Figure record extracts
______________________________
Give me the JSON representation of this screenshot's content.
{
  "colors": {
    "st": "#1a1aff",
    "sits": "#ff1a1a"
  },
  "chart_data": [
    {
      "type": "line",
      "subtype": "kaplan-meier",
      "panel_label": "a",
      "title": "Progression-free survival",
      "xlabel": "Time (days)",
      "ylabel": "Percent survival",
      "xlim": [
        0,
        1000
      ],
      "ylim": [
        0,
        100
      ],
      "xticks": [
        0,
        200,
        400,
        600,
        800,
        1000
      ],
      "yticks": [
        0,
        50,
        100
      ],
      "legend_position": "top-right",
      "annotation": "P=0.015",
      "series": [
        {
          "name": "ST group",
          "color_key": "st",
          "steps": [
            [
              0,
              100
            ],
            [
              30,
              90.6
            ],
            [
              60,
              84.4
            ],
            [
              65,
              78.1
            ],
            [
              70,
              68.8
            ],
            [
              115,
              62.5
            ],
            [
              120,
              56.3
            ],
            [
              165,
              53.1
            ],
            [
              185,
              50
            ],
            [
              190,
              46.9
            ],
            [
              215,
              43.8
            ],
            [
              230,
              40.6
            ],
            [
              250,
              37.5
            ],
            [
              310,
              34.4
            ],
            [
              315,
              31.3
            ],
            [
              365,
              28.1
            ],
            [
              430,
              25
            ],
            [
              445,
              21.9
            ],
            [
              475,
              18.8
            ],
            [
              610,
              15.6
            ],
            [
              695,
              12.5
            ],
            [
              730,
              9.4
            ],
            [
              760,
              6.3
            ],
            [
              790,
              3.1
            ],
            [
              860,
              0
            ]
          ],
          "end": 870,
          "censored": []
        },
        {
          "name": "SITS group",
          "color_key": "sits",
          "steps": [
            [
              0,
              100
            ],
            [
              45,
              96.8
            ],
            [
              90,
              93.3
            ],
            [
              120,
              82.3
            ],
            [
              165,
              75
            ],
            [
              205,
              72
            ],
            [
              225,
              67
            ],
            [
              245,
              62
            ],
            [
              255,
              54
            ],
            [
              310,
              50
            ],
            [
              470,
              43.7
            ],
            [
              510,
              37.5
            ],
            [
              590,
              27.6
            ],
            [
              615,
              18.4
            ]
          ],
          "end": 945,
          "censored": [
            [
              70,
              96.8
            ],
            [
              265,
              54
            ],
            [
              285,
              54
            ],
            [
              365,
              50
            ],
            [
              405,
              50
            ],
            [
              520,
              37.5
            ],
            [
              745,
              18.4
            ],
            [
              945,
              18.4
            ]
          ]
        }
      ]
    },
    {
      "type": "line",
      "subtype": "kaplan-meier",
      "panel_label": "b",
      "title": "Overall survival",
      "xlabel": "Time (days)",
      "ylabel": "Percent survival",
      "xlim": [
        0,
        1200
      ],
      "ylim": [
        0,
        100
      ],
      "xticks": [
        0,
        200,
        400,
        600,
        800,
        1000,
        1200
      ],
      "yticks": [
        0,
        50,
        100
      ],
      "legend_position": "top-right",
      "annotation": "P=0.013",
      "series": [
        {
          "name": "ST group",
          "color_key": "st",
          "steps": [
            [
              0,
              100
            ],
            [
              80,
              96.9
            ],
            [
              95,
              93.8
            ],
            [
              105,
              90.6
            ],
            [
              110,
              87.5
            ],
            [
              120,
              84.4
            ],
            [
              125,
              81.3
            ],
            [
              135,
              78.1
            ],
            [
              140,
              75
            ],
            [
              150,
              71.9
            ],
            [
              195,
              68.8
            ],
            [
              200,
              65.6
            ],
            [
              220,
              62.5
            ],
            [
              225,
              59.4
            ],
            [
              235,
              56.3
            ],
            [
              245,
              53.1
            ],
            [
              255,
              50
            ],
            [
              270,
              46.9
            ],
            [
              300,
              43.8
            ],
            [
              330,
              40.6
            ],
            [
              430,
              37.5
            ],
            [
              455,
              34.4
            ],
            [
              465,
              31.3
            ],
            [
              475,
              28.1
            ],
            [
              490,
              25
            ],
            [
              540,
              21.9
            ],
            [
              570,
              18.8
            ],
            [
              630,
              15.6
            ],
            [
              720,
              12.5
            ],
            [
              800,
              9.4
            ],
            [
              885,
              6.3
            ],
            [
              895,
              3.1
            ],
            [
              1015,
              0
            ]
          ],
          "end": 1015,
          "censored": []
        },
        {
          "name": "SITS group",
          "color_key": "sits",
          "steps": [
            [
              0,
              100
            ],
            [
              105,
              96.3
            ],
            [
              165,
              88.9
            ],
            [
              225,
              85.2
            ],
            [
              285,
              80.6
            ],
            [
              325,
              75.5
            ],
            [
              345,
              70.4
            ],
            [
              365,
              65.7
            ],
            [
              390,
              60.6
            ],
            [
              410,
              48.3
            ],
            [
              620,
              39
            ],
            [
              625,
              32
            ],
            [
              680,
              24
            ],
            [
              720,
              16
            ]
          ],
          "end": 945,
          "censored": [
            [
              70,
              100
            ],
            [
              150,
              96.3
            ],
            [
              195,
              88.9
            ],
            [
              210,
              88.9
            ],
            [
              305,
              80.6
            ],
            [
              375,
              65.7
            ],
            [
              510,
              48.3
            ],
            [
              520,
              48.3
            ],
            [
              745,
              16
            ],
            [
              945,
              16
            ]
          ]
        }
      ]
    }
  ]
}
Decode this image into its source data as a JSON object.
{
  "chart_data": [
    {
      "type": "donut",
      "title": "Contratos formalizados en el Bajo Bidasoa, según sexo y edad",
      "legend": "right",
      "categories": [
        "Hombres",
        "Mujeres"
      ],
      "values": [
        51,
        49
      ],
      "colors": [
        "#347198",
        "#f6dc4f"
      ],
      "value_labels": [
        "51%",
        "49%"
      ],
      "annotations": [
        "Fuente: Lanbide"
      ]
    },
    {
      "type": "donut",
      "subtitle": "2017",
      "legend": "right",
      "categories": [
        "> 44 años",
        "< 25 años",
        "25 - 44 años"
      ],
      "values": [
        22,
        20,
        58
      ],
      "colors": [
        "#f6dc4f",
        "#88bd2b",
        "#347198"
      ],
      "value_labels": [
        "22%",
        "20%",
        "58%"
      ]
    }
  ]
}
______________________________
*TASK TO CARRY OUT:* Show each line of the listing that holds the string "survival".

*FINAL ANSWER:*
      "title": "Progression-free survival",
      "ylabel": "Percent survival",
      "title": "Overall survival",
      "ylabel": "Percent survival",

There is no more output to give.